Your goal: Each line that has the string "title" must be copied from the records below.

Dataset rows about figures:
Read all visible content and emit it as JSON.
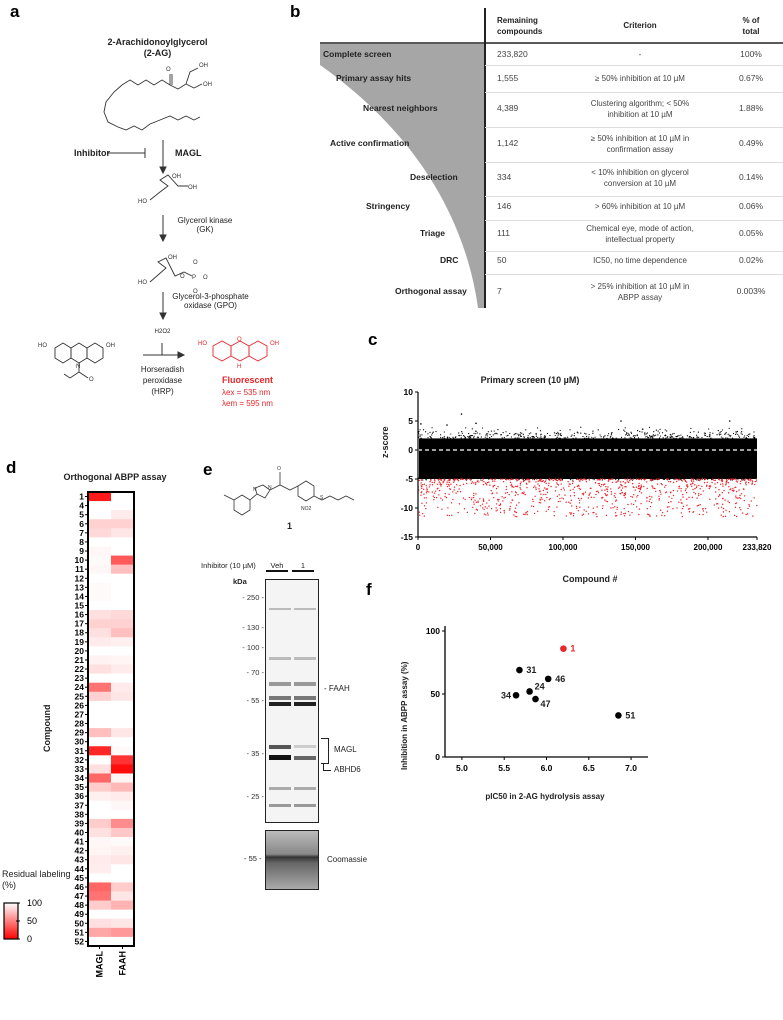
{
  "panels": {
    "a": "a",
    "b": "b",
    "c": "c",
    "d": "d",
    "e": "e",
    "f": "f"
  },
  "panel_a": {
    "substrate": "2-Arachidonoylglycerol",
    "substrate_abbr": "(2-AG)",
    "inhibitor": "Inhibitor",
    "enzyme1": "MAGL",
    "enzyme2_l1": "Glycerol kinase",
    "enzyme2_l2": "(GK)",
    "enzyme3_l1": "Glycerol-3-phosphate",
    "enzyme3_l2": "oxidase (GPO)",
    "cofactor": "H2O2",
    "enzyme4_l1": "Horseradish",
    "enzyme4_l2": "peroxidase",
    "enzyme4_l3": "(HRP)",
    "product": "Fluorescent",
    "lambda_ex": "λex = 535 nm",
    "lambda_em": "λem = 595 nm",
    "atoms": {
      "oh": "OH",
      "ho": "HO",
      "o": "O",
      "p": "P",
      "n": "N",
      "h": "H"
    },
    "product_color": "#e8262b"
  },
  "panel_b": {
    "headers": {
      "remaining": "Remaining compounds",
      "criterion": "Criterion",
      "percent": "% of total"
    },
    "rows": [
      {
        "stage": "Complete screen",
        "remaining": "233,820",
        "criterion": "-",
        "percent": "100%"
      },
      {
        "stage": "Primary assay hits",
        "remaining": "1,555",
        "criterion": "≥ 50% inhibition at 10 µM",
        "percent": "0.67%"
      },
      {
        "stage": "Nearest neighbors",
        "remaining": "4,389",
        "criterion": "Clustering algorithm; < 50% inhibition at 10 µM",
        "percent": "1.88%"
      },
      {
        "stage": "Active confirmation",
        "remaining": "1,142",
        "criterion": "≥ 50% inhibition at 10 µM in confirmation assay",
        "percent": "0.49%"
      },
      {
        "stage": "Deselection",
        "remaining": "334",
        "criterion": "< 10% inhibition on glycerol conversion at 10 µM",
        "percent": "0.14%"
      },
      {
        "stage": "Stringency",
        "remaining": "146",
        "criterion": "> 60% inhibition at 10 µM",
        "percent": "0.06%"
      },
      {
        "stage": "Triage",
        "remaining": "111",
        "criterion": "Chemical eye, mode of action, intellectual property",
        "percent": "0.05%"
      },
      {
        "stage": "DRC",
        "remaining": "50",
        "criterion": "IC50, no time dependence",
        "percent": "0.02%"
      },
      {
        "stage": "Orthogonal assay",
        "remaining": "7",
        "criterion": "> 25% inhibition at 10 µM in ABPP assay",
        "percent": "0.003%"
      }
    ],
    "funnel_color": "#a6a6a6"
  },
  "chart_data": [
    {
      "panel": "c",
      "type": "scatter",
      "title": "Primary screen (10 µM)",
      "xlabel": "Compound #",
      "ylabel": "z-score",
      "xlim": [
        0,
        233820
      ],
      "ylim": [
        -15,
        10
      ],
      "xticks": [
        "0",
        "50,000",
        "100,000",
        "150,000",
        "200,000",
        "233,820"
      ],
      "xtick_values": [
        0,
        50000,
        100000,
        150000,
        200000,
        233820
      ],
      "yticks": [
        "10",
        "5",
        "0",
        "-5",
        "-10",
        "-15"
      ],
      "ytick_values": [
        10,
        5,
        0,
        -5,
        -10,
        -15
      ],
      "reference_line": {
        "y": 0,
        "style": "dashed",
        "color": "#ffffff"
      },
      "series": [
        {
          "color": "#000000",
          "range": [
            -5,
            2
          ]
        },
        {
          "color": "#e8262b",
          "range": [
            -12.5,
            -5
          ]
        }
      ],
      "outliers": [
        [
          2000,
          4.5
        ],
        [
          20000,
          4.3
        ],
        [
          30000,
          6.2
        ],
        [
          40000,
          4.6
        ],
        [
          140000,
          5.0
        ],
        [
          215000,
          5.0
        ],
        [
          155000,
          3.6
        ]
      ]
    },
    {
      "panel": "d",
      "type": "heatmap",
      "title": "Orthogonal ABPP assay",
      "ylabel": "Compound",
      "columns": [
        "MAGL",
        "FAAH"
      ],
      "rows": [
        "1",
        "4",
        "5",
        "6",
        "7",
        "8",
        "9",
        "10",
        "11",
        "12",
        "13",
        "14",
        "15",
        "16",
        "17",
        "18",
        "19",
        "20",
        "21",
        "22",
        "23",
        "24",
        "25",
        "26",
        "27",
        "28",
        "29",
        "30",
        "31",
        "32",
        "33",
        "34",
        "35",
        "36",
        "37",
        "38",
        "39",
        "40",
        "41",
        "42",
        "43",
        "44",
        "45",
        "46",
        "47",
        "48",
        "49",
        "50",
        "51",
        "52"
      ],
      "values": [
        [
          10,
          100
        ],
        [
          100,
          100
        ],
        [
          100,
          92
        ],
        [
          82,
          82
        ],
        [
          85,
          90
        ],
        [
          100,
          100
        ],
        [
          97,
          100
        ],
        [
          98,
          35
        ],
        [
          97,
          75
        ],
        [
          100,
          100
        ],
        [
          98,
          100
        ],
        [
          98,
          100
        ],
        [
          100,
          100
        ],
        [
          88,
          85
        ],
        [
          82,
          82
        ],
        [
          88,
          75
        ],
        [
          92,
          94
        ],
        [
          100,
          100
        ],
        [
          95,
          96
        ],
        [
          88,
          92
        ],
        [
          100,
          100
        ],
        [
          45,
          92
        ],
        [
          82,
          90
        ],
        [
          100,
          100
        ],
        [
          100,
          100
        ],
        [
          100,
          100
        ],
        [
          75,
          90
        ],
        [
          100,
          100
        ],
        [
          15,
          98
        ],
        [
          100,
          20
        ],
        [
          88,
          5
        ],
        [
          40,
          96
        ],
        [
          80,
          72
        ],
        [
          94,
          92
        ],
        [
          100,
          97
        ],
        [
          100,
          100
        ],
        [
          80,
          55
        ],
        [
          88,
          78
        ],
        [
          97,
          98
        ],
        [
          96,
          94
        ],
        [
          92,
          90
        ],
        [
          93,
          100
        ],
        [
          100,
          100
        ],
        [
          40,
          80
        ],
        [
          45,
          90
        ],
        [
          80,
          70
        ],
        [
          100,
          100
        ],
        [
          88,
          90
        ],
        [
          65,
          60
        ],
        [
          100,
          100
        ]
      ],
      "colorbar": {
        "label": "Residual labeling (%)",
        "ticks": [
          "100",
          "50",
          "0"
        ],
        "min_color": "#ff0000",
        "max_color": "#ffffff"
      }
    },
    {
      "panel": "f",
      "type": "scatter",
      "xlabel": "pIC50 in 2-AG hydrolysis assay",
      "ylabel": "Inhibition in ABPP assay (%)",
      "xlim": [
        4.8,
        7.2
      ],
      "ylim": [
        0,
        100
      ],
      "xticks": [
        "5.0",
        "5.5",
        "6.0",
        "6.5",
        "7.0"
      ],
      "yticks": [
        "0",
        "50",
        "100"
      ],
      "points": [
        {
          "label": "1",
          "x": 6.2,
          "y": 86,
          "color": "#e8262b"
        },
        {
          "label": "31",
          "x": 5.68,
          "y": 69,
          "color": "#000000"
        },
        {
          "label": "46",
          "x": 6.02,
          "y": 62,
          "color": "#000000"
        },
        {
          "label": "24",
          "x": 5.8,
          "y": 52,
          "color": "#000000"
        },
        {
          "label": "34",
          "x": 5.64,
          "y": 49,
          "color": "#000000"
        },
        {
          "label": "47",
          "x": 5.87,
          "y": 46,
          "color": "#000000"
        },
        {
          "label": "51",
          "x": 6.85,
          "y": 33,
          "color": "#000000"
        }
      ]
    }
  ],
  "panel_e": {
    "compound_label": "1",
    "inhibitor_label": "Inhibitor (10 µM)",
    "lanes": [
      "Veh",
      "1"
    ],
    "kda": "kDa",
    "markers": [
      "250",
      "130",
      "100",
      "70",
      "55",
      "35",
      "25"
    ],
    "coomassie_marker": "55",
    "bands": {
      "faah": "FAAH",
      "magl": "MAGL",
      "abhd6": "ABHD6",
      "coomassie": "Coomassie"
    },
    "atoms": {
      "n": "N",
      "o": "O",
      "s": "S",
      "no2": "NO2"
    }
  }
}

Reply to the exercise:
      "title": "Primary screen (10 µM)",
      "title": "Orthogonal ABPP assay",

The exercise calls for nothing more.